DATASET.
• • • • •

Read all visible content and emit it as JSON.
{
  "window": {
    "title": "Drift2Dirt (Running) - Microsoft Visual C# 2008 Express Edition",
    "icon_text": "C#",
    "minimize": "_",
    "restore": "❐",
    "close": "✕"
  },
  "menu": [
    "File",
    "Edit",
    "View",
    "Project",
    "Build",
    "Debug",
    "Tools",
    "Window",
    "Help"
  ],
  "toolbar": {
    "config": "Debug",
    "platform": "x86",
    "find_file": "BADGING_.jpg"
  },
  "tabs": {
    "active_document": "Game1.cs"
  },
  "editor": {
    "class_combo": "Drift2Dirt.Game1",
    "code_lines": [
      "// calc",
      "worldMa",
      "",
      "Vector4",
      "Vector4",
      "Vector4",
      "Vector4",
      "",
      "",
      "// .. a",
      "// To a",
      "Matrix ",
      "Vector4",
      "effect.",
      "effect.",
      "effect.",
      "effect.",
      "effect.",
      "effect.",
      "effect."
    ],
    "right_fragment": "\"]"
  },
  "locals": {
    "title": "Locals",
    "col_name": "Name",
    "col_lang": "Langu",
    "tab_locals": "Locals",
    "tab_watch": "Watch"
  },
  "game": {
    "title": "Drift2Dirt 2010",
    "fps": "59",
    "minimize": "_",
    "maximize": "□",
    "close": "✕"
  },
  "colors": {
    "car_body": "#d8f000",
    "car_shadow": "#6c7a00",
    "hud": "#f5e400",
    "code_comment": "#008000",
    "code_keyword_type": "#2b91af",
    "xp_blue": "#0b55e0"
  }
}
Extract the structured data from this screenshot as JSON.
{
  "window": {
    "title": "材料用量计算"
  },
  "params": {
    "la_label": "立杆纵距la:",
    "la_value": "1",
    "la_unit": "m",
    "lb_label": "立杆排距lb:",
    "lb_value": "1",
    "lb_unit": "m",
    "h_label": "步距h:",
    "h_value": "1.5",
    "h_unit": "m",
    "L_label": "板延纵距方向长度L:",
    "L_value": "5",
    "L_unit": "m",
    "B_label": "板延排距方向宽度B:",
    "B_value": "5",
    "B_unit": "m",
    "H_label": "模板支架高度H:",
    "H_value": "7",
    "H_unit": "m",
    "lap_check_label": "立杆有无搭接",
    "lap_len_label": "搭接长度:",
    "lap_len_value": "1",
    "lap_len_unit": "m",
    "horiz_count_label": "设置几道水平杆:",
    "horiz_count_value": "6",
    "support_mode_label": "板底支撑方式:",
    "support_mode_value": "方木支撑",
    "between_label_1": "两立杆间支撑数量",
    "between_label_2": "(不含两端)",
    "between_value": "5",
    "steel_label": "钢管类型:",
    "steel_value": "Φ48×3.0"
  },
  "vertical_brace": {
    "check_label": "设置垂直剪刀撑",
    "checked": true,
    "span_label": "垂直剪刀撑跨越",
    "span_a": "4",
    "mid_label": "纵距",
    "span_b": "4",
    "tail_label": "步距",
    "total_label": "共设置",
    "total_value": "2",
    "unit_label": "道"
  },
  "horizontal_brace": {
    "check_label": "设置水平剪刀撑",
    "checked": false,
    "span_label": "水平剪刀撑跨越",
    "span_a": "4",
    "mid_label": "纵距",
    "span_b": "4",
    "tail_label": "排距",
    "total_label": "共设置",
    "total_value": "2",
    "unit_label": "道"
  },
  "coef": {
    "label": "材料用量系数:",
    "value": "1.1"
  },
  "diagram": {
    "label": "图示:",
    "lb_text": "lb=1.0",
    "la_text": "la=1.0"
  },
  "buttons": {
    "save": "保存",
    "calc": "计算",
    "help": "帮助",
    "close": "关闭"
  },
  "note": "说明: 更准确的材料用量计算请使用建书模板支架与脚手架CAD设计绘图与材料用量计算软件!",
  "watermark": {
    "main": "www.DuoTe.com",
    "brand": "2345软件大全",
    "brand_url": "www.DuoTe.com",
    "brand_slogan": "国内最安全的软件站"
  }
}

• • • • •

WHAT YOU NEED TO DO. The whole listing above needs to be written out again exactly.

RESULT OF THE TASK.
Read all visible content and emit it as JSON.
{
  "window": {
    "title": "Drift2Dirt (Running) - Microsoft Visual C# 2008 Express Edition",
    "icon_text": "C#",
    "minimize": "_",
    "restore": "❐",
    "close": "✕"
  },
  "menu": [
    "File",
    "Edit",
    "View",
    "Project",
    "Build",
    "Debug",
    "Tools",
    "Window",
    "Help"
  ],
  "toolbar": {
    "config": "Debug",
    "platform": "x86",
    "find_file": "BADGING_.jpg"
  },
  "tabs": {
    "active_document": "Game1.cs"
  },
  "editor": {
    "class_combo": "Drift2Dirt.Game1",
    "code_lines": [
      "// calc",
      "worldMa",
      "",
      "Vector4",
      "Vector4",
      "Vector4",
      "Vector4",
      "",
      "",
      "// .. a",
      "// To a",
      "Matrix ",
      "Vector4",
      "effect.",
      "effect.",
      "effect.",
      "effect.",
      "effect.",
      "effect.",
      "effect."
    ],
    "right_fragment": "\"]"
  },
  "locals": {
    "title": "Locals",
    "col_name": "Name",
    "col_lang": "Langu",
    "tab_locals": "Locals",
    "tab_watch": "Watch"
  },
  "game": {
    "title": "Drift2Dirt 2010",
    "fps": "59",
    "minimize": "_",
    "maximize": "□",
    "close": "✕"
  },
  "colors": {
    "car_body": "#d8f000",
    "car_shadow": "#6c7a00",
    "hud": "#f5e400",
    "code_comment": "#008000",
    "code_keyword_type": "#2b91af",
    "xp_blue": "#0b55e0"
  }
}
Extract the structured data from this screenshot as JSON.
{
  "window": {
    "title": "材料用量计算"
  },
  "params": {
    "la_label": "立杆纵距la:",
    "la_value": "1",
    "la_unit": "m",
    "lb_label": "立杆排距lb:",
    "lb_value": "1",
    "lb_unit": "m",
    "h_label": "步距h:",
    "h_value": "1.5",
    "h_unit": "m",
    "L_label": "板延纵距方向长度L:",
    "L_value": "5",
    "L_unit": "m",
    "B_label": "板延排距方向宽度B:",
    "B_value": "5",
    "B_unit": "m",
    "H_label": "模板支架高度H:",
    "H_value": "7",
    "H_unit": "m",
    "lap_check_label": "立杆有无搭接",
    "lap_len_label": "搭接长度:",
    "lap_len_value": "1",
    "lap_len_unit": "m",
    "horiz_count_label": "设置几道水平杆:",
    "horiz_count_value": "6",
    "support_mode_label": "板底支撑方式:",
    "support_mode_value": "方木支撑",
    "between_label_1": "两立杆间支撑数量",
    "between_label_2": "(不含两端)",
    "between_value": "5",
    "steel_label": "钢管类型:",
    "steel_value": "Φ48×3.0"
  },
  "vertical_brace": {
    "check_label": "设置垂直剪刀撑",
    "checked": true,
    "span_label": "垂直剪刀撑跨越",
    "span_a": "4",
    "mid_label": "纵距",
    "span_b": "4",
    "tail_label": "步距",
    "total_label": "共设置",
    "total_value": "2",
    "unit_label": "道"
  },
  "horizontal_brace": {
    "check_label": "设置水平剪刀撑",
    "checked": false,
    "span_label": "水平剪刀撑跨越",
    "span_a": "4",
    "mid_label": "纵距",
    "span_b": "4",
    "tail_label": "排距",
    "total_label": "共设置",
    "total_value": "2",
    "unit_label": "道"
  },
  "coef": {
    "label": "材料用量系数:",
    "value": "1.1"
  },
  "diagram": {
    "label": "图示:",
    "lb_text": "lb=1.0",
    "la_text": "la=1.0"
  },
  "buttons": {
    "save": "保存",
    "calc": "计算",
    "help": "帮助",
    "close": "关闭"
  },
  "note": "说明: 更准确的材料用量计算请使用建书模板支架与脚手架CAD设计绘图与材料用量计算软件!",
  "watermark": {
    "main": "www.DuoTe.com",
    "brand": "2345软件大全",
    "brand_url": "www.DuoTe.com",
    "brand_slogan": "国内最安全的软件站"
  }
}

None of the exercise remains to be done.